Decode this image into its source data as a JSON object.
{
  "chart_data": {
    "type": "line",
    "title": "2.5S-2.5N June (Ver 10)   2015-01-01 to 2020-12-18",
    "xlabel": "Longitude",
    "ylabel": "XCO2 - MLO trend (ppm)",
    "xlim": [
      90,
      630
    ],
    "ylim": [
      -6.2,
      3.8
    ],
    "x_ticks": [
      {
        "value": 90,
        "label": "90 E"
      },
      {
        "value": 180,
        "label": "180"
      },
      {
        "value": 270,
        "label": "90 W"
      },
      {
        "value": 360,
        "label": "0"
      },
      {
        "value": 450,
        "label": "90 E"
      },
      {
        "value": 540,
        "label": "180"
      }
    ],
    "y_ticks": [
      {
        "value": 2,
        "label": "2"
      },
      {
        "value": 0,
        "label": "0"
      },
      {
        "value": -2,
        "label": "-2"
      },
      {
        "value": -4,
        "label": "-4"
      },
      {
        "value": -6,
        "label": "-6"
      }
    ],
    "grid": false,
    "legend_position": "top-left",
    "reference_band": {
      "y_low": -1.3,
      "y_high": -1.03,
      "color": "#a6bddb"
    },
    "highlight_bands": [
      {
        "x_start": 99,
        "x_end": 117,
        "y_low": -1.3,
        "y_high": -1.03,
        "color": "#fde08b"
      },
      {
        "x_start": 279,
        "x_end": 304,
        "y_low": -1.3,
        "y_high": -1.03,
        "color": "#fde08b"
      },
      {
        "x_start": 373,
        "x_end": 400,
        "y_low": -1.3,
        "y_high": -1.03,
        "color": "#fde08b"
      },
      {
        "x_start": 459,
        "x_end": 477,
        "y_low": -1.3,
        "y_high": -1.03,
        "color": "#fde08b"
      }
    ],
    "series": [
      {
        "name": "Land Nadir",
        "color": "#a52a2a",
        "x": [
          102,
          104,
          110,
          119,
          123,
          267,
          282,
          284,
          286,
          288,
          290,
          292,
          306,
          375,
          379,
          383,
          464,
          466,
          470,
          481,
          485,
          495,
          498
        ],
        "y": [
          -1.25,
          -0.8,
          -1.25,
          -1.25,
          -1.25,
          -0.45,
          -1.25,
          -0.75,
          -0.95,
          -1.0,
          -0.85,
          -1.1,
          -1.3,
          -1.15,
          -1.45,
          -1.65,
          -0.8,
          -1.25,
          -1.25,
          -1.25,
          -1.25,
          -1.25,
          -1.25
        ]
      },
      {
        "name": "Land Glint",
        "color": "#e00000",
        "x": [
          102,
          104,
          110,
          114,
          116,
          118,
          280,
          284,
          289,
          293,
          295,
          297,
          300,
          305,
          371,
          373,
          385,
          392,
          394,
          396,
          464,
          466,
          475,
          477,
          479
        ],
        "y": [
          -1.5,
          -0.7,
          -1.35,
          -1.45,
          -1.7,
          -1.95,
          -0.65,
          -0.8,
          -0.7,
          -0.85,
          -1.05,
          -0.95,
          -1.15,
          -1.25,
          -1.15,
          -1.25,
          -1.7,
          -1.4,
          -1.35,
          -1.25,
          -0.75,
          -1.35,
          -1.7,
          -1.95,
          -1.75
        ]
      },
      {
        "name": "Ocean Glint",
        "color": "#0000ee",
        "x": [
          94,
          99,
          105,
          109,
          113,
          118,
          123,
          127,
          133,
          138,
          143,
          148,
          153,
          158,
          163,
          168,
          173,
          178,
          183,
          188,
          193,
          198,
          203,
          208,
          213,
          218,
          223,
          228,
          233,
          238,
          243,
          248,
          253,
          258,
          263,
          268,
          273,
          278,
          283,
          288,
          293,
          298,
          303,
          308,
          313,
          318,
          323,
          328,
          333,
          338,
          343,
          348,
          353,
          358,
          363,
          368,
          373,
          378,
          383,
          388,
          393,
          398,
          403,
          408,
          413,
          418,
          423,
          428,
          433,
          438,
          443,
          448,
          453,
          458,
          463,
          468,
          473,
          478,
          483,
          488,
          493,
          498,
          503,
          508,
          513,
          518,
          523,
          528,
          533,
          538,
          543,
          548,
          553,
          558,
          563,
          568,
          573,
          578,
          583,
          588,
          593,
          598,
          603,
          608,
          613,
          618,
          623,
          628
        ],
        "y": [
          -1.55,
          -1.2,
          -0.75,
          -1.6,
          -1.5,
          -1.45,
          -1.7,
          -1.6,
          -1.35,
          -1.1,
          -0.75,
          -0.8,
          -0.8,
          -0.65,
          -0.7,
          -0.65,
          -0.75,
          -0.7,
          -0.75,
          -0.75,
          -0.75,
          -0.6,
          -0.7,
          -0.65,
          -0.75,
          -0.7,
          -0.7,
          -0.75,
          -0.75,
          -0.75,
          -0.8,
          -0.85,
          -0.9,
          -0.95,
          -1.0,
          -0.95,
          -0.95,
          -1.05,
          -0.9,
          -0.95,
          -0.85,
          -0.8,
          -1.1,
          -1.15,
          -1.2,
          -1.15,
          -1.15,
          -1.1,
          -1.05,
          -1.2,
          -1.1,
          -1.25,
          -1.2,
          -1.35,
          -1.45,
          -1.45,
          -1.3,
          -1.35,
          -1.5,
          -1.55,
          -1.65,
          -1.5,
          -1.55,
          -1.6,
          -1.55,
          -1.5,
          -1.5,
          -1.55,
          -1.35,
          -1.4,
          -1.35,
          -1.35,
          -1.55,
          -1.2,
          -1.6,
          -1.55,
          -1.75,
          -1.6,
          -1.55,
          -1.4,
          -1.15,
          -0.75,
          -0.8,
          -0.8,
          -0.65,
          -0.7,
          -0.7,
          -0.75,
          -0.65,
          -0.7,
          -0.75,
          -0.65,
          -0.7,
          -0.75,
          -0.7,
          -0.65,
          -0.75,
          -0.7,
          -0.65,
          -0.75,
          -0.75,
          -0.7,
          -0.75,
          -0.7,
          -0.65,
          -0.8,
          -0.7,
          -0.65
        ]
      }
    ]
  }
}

Goal
Work out how many lines of the listing above include the word "name". Reply with nothing but the count.

Reply
3